EXERCISE >> State how many lines in the entries below contain "label". Write nothing but the number.

AVAILABLE RECORDS >>
****

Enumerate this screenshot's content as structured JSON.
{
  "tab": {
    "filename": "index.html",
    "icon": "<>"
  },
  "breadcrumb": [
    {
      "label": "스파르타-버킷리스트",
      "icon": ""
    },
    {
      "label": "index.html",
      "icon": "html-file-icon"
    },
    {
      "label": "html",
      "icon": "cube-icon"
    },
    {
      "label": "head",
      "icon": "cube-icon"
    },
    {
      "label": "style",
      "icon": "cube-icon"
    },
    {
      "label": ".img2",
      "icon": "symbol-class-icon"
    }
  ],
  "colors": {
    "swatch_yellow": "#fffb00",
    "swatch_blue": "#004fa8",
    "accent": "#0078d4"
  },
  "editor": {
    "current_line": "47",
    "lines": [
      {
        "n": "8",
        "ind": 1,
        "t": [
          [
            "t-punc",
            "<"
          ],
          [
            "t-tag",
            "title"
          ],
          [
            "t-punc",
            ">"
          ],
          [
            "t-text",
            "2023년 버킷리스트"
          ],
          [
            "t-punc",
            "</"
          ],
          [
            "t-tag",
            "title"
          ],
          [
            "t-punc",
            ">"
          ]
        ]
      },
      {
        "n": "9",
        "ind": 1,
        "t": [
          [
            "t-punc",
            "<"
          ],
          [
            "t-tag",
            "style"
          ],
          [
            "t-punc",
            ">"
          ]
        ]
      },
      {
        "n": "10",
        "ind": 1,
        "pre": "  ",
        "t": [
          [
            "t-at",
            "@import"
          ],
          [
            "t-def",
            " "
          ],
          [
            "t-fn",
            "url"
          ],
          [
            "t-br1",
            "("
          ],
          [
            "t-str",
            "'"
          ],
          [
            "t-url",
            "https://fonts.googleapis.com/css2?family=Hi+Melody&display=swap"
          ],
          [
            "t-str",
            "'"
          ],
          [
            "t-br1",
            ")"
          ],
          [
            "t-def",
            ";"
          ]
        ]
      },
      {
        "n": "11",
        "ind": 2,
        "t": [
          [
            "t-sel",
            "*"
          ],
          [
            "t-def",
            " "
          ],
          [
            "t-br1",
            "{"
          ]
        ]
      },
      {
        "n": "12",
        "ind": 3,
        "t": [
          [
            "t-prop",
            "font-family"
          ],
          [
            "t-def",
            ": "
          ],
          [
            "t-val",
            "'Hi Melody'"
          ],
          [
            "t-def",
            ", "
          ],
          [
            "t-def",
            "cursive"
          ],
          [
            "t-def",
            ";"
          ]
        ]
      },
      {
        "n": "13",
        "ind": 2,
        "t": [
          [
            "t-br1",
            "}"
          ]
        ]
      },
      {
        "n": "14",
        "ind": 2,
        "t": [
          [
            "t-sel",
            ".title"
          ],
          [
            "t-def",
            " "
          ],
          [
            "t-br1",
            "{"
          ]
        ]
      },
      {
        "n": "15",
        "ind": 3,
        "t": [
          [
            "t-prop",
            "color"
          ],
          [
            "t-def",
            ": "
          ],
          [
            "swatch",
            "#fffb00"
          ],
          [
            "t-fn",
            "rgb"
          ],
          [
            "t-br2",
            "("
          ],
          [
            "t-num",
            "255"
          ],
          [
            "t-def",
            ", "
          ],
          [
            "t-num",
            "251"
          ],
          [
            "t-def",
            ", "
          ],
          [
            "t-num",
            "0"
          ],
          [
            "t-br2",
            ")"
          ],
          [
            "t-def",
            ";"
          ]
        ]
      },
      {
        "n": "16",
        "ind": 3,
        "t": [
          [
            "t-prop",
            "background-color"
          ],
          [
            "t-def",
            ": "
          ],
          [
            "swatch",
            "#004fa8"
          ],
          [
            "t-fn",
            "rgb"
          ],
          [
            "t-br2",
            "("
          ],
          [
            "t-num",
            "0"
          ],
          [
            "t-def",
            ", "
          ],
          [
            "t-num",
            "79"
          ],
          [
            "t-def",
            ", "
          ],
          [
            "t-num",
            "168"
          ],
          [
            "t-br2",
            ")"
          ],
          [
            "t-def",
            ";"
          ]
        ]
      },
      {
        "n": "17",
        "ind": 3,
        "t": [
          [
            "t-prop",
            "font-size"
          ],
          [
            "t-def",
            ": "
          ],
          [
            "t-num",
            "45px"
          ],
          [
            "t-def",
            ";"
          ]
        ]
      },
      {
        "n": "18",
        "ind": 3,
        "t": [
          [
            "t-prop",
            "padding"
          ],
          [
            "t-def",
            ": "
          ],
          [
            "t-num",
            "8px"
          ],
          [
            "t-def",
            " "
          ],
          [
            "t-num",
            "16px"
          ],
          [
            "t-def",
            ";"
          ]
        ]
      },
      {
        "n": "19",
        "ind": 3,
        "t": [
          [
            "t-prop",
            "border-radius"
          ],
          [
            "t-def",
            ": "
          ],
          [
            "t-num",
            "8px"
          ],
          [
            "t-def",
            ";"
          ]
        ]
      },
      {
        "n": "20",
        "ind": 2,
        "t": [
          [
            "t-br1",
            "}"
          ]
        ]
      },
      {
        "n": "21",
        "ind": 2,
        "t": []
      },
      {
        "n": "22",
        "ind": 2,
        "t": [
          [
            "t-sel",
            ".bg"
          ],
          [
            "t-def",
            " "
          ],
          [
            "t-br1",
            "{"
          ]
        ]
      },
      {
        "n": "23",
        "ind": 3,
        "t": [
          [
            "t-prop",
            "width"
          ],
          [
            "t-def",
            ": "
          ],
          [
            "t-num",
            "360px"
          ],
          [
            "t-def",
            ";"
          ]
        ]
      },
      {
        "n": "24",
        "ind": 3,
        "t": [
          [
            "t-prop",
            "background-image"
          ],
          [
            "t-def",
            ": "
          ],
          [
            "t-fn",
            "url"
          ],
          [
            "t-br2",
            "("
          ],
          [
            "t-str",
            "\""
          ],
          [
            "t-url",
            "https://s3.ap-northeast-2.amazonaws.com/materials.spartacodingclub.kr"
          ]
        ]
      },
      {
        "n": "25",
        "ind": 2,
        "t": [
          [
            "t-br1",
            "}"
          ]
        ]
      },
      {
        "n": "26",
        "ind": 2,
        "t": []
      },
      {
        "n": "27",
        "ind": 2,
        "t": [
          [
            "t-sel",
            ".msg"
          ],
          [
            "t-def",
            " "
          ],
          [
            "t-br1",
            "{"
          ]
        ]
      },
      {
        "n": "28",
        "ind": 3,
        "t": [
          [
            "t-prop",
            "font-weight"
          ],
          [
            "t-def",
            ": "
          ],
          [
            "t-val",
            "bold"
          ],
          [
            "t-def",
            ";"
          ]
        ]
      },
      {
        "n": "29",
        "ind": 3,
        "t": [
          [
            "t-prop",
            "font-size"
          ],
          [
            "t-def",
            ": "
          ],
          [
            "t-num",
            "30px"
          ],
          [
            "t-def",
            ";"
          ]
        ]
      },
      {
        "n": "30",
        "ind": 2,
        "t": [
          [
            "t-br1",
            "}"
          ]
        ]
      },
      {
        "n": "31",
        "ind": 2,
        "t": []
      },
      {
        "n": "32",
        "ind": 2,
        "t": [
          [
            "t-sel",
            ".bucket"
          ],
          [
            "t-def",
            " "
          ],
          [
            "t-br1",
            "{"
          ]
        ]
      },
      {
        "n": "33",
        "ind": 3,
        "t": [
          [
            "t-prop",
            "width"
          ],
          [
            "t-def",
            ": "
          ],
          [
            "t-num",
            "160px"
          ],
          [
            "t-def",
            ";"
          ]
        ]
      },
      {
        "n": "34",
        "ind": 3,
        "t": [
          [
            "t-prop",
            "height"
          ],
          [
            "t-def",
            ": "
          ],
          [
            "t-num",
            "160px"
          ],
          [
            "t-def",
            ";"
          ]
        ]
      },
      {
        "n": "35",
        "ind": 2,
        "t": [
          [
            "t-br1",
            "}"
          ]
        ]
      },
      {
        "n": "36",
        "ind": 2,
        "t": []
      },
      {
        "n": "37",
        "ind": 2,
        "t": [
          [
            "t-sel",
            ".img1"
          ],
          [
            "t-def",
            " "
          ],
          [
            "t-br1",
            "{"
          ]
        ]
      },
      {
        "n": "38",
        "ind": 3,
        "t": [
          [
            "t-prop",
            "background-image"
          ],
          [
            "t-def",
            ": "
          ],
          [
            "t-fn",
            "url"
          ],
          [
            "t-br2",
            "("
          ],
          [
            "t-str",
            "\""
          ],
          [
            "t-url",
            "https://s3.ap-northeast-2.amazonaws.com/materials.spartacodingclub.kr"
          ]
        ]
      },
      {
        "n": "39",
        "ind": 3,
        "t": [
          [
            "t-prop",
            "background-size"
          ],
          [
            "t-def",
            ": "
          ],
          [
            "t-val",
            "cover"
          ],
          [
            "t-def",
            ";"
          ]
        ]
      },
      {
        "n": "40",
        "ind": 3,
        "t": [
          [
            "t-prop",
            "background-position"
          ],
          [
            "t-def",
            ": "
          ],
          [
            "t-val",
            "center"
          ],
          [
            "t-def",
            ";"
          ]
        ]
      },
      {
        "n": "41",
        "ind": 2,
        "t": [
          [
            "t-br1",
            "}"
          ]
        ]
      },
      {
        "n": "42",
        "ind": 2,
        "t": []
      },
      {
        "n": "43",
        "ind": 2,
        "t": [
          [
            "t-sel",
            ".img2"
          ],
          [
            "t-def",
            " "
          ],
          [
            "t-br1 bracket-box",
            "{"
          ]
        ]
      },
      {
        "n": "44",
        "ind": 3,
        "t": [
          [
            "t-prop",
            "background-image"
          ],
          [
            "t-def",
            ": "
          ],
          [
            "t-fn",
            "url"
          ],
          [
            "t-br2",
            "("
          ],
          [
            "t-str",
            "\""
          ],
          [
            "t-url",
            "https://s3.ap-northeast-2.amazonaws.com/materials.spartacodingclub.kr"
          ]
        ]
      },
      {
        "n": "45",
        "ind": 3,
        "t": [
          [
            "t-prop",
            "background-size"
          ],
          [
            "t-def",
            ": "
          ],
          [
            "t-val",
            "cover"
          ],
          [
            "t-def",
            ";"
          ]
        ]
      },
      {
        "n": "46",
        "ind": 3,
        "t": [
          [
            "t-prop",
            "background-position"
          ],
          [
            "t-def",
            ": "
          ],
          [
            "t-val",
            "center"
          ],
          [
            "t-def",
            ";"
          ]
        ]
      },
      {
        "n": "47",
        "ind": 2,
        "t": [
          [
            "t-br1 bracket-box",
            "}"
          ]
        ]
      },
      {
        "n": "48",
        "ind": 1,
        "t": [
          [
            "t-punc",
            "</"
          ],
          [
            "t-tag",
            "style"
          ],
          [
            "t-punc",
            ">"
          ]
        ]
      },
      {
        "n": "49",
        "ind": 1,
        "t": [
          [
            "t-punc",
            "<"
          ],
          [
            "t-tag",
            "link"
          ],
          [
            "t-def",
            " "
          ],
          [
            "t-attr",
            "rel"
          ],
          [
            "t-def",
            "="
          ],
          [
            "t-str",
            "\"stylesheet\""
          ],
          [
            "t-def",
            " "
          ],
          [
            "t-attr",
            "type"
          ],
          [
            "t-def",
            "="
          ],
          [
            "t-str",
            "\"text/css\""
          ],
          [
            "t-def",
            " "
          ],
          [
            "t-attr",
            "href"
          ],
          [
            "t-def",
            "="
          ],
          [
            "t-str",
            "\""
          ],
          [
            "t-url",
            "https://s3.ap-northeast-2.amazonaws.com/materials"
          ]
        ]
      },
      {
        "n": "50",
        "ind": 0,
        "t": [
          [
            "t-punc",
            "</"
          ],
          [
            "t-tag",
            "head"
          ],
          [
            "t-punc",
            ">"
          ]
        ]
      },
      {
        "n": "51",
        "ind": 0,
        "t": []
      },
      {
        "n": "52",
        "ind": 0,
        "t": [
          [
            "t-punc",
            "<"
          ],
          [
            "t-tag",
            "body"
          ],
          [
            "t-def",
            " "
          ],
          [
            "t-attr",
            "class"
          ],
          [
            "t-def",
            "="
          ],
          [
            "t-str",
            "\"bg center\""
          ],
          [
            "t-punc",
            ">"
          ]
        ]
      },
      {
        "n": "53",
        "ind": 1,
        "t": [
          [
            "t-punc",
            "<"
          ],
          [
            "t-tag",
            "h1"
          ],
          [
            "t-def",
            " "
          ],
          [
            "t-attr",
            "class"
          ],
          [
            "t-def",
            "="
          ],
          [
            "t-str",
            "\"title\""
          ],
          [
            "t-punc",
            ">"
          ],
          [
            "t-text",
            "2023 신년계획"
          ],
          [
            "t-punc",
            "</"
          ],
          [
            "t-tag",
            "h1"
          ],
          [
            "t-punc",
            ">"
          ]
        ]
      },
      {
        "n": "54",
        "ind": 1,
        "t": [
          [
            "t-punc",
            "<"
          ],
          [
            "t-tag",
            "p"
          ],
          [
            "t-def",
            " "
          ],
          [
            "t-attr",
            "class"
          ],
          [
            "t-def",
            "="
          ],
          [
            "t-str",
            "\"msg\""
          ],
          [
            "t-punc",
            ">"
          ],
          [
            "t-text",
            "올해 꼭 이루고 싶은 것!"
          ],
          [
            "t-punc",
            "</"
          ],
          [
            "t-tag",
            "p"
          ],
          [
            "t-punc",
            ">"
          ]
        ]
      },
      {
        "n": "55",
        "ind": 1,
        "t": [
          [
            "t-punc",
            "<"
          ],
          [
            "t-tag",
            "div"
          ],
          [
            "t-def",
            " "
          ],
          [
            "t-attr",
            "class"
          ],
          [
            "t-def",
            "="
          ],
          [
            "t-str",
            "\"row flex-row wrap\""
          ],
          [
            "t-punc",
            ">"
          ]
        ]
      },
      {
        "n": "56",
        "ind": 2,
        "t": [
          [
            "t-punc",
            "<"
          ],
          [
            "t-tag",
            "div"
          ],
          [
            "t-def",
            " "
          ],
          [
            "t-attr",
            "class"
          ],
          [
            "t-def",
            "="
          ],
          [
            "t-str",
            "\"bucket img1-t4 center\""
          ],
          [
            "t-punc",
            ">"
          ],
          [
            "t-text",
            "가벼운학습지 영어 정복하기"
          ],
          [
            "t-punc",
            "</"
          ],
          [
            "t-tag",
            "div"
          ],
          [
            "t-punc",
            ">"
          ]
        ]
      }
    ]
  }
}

****

OUTPUT FOR THIS EXERCISE >> 6